### STATED EXERCISE:
Write out the listing below in full and exactly, leaving out every picture.

### DATASET EXTRACT:
....
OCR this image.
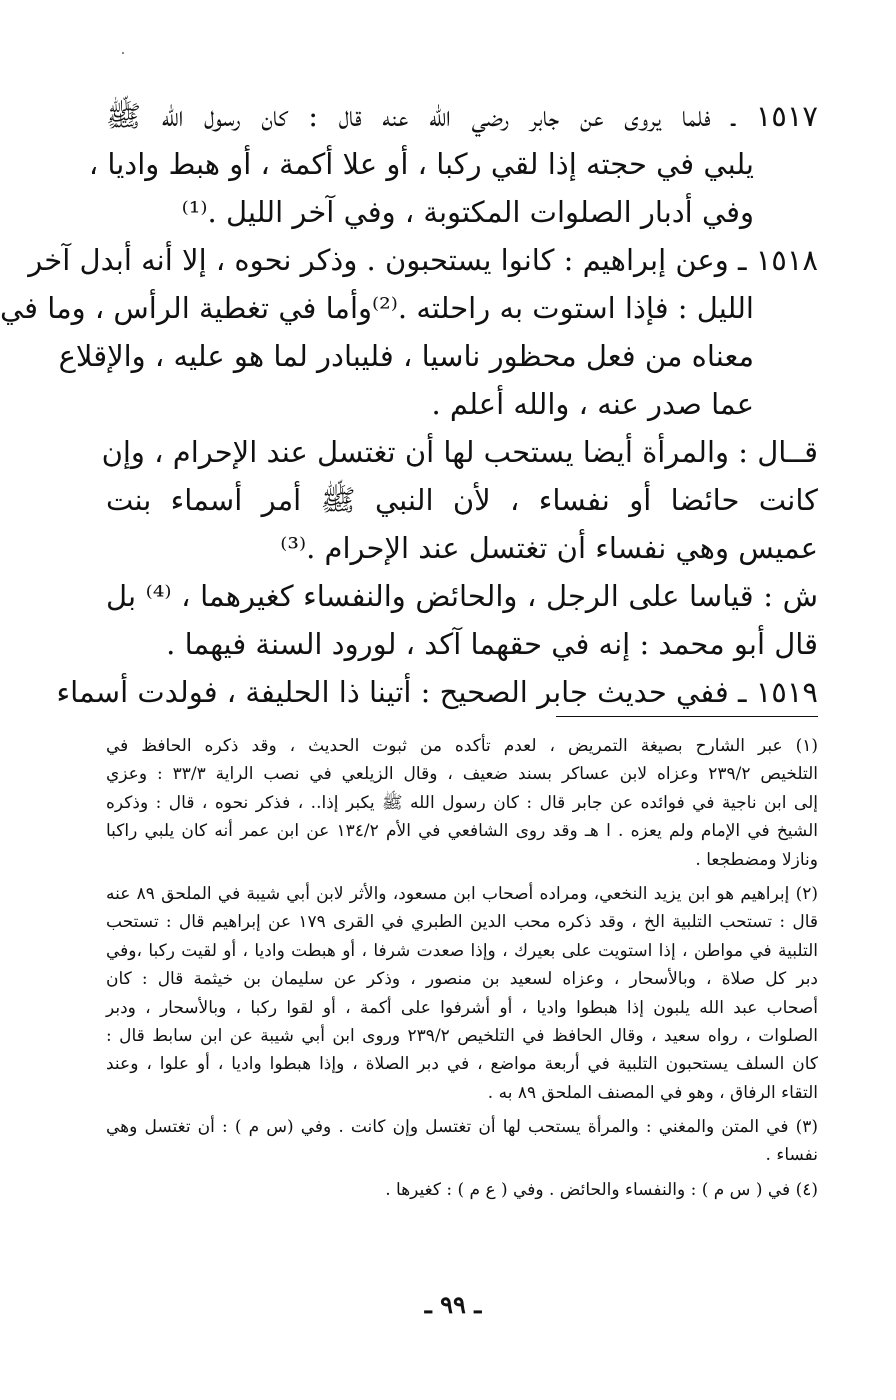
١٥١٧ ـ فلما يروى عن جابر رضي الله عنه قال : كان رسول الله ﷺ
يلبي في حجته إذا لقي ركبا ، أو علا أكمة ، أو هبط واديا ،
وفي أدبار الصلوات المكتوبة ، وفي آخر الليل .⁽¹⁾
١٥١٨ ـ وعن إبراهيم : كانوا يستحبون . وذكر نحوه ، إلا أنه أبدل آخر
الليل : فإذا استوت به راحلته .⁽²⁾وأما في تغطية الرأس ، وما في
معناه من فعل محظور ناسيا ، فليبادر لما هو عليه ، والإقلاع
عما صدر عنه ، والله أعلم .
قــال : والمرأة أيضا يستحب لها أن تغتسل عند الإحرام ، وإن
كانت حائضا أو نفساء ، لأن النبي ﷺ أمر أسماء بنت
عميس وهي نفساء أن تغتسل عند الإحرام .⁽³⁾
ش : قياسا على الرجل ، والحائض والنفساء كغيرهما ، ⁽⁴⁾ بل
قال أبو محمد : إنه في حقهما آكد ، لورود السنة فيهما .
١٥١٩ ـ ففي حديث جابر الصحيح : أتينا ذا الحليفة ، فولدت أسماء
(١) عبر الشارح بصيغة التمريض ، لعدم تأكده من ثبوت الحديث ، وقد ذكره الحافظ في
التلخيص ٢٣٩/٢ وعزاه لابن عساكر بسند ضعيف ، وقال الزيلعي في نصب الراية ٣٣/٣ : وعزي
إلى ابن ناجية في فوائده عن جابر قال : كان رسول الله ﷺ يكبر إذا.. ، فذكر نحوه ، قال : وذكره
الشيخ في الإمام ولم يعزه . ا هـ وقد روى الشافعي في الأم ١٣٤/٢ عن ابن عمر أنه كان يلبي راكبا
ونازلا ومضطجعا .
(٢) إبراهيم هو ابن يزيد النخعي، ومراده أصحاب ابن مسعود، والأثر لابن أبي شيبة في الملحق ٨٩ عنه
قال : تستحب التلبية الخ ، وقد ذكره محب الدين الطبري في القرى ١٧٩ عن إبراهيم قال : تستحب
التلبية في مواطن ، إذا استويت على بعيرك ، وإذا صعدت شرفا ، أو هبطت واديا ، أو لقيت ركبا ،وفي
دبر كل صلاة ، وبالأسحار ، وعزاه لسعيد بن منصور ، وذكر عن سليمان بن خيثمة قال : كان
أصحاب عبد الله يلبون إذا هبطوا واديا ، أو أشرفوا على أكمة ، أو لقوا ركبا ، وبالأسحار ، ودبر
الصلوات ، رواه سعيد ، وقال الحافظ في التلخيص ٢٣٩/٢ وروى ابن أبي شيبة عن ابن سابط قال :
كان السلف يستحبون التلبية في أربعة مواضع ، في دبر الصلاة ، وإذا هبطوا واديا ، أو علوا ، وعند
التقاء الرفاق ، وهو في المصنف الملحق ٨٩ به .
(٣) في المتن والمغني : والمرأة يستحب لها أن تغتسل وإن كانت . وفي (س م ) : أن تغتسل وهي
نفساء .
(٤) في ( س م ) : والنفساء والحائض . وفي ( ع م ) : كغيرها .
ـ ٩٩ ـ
....
### ANSWER:
OCR this image.
١٥١٧ ـ فلما يروى عن جابر رضي الله عنه قال : كان رسول الله ﷺ
يلبي في حجته إذا لقي ركبا ، أو علا أكمة ، أو هبط واديا ،
وفي أدبار الصلوات المكتوبة ، وفي آخر الليل .⁽¹⁾
١٥١٨ ـ وعن إبراهيم : كانوا يستحبون . وذكر نحوه ، إلا أنه أبدل آخر
الليل : فإذا استوت به راحلته .⁽²⁾وأما في تغطية الرأس ، وما في
معناه من فعل محظور ناسيا ، فليبادر لما هو عليه ، والإقلاع
عما صدر عنه ، والله أعلم .
قــال : والمرأة أيضا يستحب لها أن تغتسل عند الإحرام ، وإن
كانت حائضا أو نفساء ، لأن النبي ﷺ أمر أسماء بنت
عميس وهي نفساء أن تغتسل عند الإحرام .⁽³⁾
ش : قياسا على الرجل ، والحائض والنفساء كغيرهما ، ⁽⁴⁾ بل
قال أبو محمد : إنه في حقهما آكد ، لورود السنة فيهما .
١٥١٩ ـ ففي حديث جابر الصحيح : أتينا ذا الحليفة ، فولدت أسماء
(١) عبر الشارح بصيغة التمريض ، لعدم تأكده من ثبوت الحديث ، وقد ذكره الحافظ في
التلخيص ٢٣٩/٢ وعزاه لابن عساكر بسند ضعيف ، وقال الزيلعي في نصب الراية ٣٣/٣ : وعزي
إلى ابن ناجية في فوائده عن جابر قال : كان رسول الله ﷺ يكبر إذا.. ، فذكر نحوه ، قال : وذكره
الشيخ في الإمام ولم يعزه . ا هـ وقد روى الشافعي في الأم ١٣٤/٢ عن ابن عمر أنه كان يلبي راكبا
ونازلا ومضطجعا .
(٢) إبراهيم هو ابن يزيد النخعي، ومراده أصحاب ابن مسعود، والأثر لابن أبي شيبة في الملحق ٨٩ عنه
قال : تستحب التلبية الخ ، وقد ذكره محب الدين الطبري في القرى ١٧٩ عن إبراهيم قال : تستحب
التلبية في مواطن ، إذا استويت على بعيرك ، وإذا صعدت شرفا ، أو هبطت واديا ، أو لقيت ركبا ،وفي
دبر كل صلاة ، وبالأسحار ، وعزاه لسعيد بن منصور ، وذكر عن سليمان بن خيثمة قال : كان
أصحاب عبد الله يلبون إذا هبطوا واديا ، أو أشرفوا على أكمة ، أو لقوا ركبا ، وبالأسحار ، ودبر
الصلوات ، رواه سعيد ، وقال الحافظ في التلخيص ٢٣٩/٢ وروى ابن أبي شيبة عن ابن سابط قال :
كان السلف يستحبون التلبية في أربعة مواضع ، في دبر الصلاة ، وإذا هبطوا واديا ، أو علوا ، وعند
التقاء الرفاق ، وهو في المصنف الملحق ٨٩ به .
(٣) في المتن والمغني : والمرأة يستحب لها أن تغتسل وإن كانت . وفي (س م ) : أن تغتسل وهي
نفساء .
(٤) في ( س م ) : والنفساء والحائض . وفي ( ع م ) : كغيرها .
ـ ٩٩ ـ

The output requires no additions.